SHORT TASK —
Extract, from the records beneath this instruction, each line that contains the word "true".

Data excerpts:
[start]

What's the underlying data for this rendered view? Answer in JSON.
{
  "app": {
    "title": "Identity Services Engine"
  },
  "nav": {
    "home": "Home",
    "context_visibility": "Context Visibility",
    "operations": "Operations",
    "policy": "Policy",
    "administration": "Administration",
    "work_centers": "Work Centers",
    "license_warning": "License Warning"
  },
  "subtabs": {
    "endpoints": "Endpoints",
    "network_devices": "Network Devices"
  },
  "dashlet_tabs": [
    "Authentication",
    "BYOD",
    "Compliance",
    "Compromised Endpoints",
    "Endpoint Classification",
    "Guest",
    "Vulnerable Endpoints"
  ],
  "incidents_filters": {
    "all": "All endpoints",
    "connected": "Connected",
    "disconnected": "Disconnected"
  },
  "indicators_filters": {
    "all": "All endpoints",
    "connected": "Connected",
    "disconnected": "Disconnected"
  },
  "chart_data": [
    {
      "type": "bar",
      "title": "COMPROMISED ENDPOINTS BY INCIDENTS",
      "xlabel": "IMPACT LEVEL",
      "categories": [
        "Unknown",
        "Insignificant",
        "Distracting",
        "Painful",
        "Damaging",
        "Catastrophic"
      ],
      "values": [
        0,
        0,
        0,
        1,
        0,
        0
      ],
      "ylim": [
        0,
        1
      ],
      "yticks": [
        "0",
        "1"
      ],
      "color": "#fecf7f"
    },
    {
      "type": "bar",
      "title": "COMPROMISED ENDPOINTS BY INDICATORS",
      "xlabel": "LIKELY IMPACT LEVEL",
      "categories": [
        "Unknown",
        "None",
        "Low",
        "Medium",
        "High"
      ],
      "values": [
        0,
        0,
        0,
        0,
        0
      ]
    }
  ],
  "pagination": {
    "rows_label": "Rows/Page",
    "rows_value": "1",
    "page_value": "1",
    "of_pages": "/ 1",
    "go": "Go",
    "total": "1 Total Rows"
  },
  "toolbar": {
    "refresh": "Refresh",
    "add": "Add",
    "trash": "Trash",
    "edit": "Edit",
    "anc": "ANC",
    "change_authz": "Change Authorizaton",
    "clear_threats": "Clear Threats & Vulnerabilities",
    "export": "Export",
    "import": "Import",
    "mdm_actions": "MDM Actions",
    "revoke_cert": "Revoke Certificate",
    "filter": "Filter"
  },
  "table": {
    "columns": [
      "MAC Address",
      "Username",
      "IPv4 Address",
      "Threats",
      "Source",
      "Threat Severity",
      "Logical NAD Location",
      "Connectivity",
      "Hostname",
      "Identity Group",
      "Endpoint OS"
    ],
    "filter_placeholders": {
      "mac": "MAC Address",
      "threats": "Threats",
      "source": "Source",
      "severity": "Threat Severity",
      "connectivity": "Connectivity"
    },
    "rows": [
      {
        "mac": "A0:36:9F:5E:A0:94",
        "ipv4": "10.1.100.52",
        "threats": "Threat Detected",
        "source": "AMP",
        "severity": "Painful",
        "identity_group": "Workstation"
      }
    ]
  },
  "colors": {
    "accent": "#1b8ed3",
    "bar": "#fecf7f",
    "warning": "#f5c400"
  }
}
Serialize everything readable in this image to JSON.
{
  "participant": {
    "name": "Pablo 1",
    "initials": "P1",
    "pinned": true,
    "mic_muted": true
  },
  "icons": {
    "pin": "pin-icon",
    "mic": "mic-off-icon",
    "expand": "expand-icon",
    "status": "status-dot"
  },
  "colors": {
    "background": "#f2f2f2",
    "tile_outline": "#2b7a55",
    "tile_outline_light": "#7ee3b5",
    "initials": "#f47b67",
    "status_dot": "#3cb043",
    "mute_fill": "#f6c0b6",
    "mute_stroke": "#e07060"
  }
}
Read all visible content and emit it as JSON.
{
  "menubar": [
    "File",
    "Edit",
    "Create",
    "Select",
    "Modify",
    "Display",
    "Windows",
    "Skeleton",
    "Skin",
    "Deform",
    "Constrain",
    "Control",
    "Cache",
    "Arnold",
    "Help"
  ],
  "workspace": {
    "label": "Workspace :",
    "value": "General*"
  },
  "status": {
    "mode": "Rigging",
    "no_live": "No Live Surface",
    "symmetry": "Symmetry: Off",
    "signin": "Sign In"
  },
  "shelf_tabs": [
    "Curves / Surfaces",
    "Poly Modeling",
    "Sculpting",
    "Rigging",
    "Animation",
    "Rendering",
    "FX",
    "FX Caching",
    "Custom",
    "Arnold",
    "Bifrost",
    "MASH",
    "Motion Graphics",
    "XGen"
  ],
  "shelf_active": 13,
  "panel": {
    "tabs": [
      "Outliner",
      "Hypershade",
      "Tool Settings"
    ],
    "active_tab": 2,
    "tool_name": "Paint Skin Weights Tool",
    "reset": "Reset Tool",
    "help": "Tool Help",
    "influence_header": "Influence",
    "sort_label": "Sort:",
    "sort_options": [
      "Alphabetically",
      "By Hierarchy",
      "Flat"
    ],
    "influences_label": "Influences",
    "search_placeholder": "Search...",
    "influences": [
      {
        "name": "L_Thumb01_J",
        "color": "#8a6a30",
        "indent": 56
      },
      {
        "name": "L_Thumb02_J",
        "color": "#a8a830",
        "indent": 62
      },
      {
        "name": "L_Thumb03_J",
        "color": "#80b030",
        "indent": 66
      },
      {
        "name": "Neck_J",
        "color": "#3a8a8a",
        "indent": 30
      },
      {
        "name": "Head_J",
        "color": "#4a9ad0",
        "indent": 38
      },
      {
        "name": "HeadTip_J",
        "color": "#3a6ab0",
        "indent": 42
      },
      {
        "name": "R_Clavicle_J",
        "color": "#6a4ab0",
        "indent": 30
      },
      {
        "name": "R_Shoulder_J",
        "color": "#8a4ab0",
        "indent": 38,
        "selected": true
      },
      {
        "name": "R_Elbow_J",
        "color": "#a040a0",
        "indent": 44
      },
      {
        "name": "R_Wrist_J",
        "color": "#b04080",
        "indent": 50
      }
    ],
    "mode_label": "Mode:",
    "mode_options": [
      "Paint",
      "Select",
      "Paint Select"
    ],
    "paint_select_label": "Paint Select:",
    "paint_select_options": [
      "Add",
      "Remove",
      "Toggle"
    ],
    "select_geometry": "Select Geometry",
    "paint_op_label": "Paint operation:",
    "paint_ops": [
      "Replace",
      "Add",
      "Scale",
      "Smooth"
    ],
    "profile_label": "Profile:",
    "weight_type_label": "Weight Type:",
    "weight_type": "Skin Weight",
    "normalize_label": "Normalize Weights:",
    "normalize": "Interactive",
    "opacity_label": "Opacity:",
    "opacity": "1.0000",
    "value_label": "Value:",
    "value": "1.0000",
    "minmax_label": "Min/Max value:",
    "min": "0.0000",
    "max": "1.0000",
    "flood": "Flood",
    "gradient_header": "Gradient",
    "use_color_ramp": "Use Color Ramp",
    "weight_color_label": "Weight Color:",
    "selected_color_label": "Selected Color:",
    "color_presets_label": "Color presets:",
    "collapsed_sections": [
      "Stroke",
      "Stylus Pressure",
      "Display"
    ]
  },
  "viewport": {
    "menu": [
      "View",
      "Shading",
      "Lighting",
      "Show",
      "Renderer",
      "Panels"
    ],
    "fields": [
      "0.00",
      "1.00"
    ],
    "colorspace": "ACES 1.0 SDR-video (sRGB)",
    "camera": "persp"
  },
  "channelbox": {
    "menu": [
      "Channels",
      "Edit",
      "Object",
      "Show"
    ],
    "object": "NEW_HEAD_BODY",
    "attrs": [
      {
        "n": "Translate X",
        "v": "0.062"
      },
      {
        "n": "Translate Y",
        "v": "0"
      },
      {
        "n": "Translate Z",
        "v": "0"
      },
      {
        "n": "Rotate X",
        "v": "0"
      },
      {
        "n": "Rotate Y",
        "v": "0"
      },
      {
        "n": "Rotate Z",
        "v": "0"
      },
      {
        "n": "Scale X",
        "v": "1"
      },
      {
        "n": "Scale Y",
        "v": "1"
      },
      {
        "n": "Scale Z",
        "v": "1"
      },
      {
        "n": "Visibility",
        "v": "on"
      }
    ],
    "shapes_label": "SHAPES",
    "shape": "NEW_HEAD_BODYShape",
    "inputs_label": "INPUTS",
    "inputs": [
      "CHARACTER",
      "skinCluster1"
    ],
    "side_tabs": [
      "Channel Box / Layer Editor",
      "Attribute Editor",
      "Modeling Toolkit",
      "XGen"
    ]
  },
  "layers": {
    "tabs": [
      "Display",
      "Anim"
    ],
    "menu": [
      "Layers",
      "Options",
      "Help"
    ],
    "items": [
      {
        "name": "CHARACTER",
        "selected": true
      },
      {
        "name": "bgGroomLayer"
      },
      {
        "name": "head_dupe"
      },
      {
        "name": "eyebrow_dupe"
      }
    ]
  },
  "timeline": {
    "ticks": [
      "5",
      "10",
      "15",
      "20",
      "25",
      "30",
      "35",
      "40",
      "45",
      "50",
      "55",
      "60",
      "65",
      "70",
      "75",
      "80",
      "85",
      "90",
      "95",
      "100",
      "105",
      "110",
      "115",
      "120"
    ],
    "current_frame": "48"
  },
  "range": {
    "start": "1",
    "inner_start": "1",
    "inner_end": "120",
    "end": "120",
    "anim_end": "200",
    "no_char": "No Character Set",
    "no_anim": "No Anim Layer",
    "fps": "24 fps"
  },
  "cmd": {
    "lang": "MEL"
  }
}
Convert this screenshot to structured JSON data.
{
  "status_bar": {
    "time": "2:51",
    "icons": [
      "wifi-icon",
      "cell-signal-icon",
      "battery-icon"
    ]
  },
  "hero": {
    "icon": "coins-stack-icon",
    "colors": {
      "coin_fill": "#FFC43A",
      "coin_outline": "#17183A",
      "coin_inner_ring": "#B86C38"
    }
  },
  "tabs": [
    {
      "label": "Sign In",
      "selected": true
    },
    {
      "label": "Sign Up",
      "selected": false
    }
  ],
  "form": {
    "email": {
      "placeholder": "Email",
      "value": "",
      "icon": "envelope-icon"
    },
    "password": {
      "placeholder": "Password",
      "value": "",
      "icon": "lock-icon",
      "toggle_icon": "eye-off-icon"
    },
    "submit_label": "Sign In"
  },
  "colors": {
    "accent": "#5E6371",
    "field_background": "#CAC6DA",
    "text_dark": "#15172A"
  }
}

[end]

ANSWER IN FULL —
    "pinned": true,
    "mic_muted": true
        "selected": true
        "selected": true
      "selected": true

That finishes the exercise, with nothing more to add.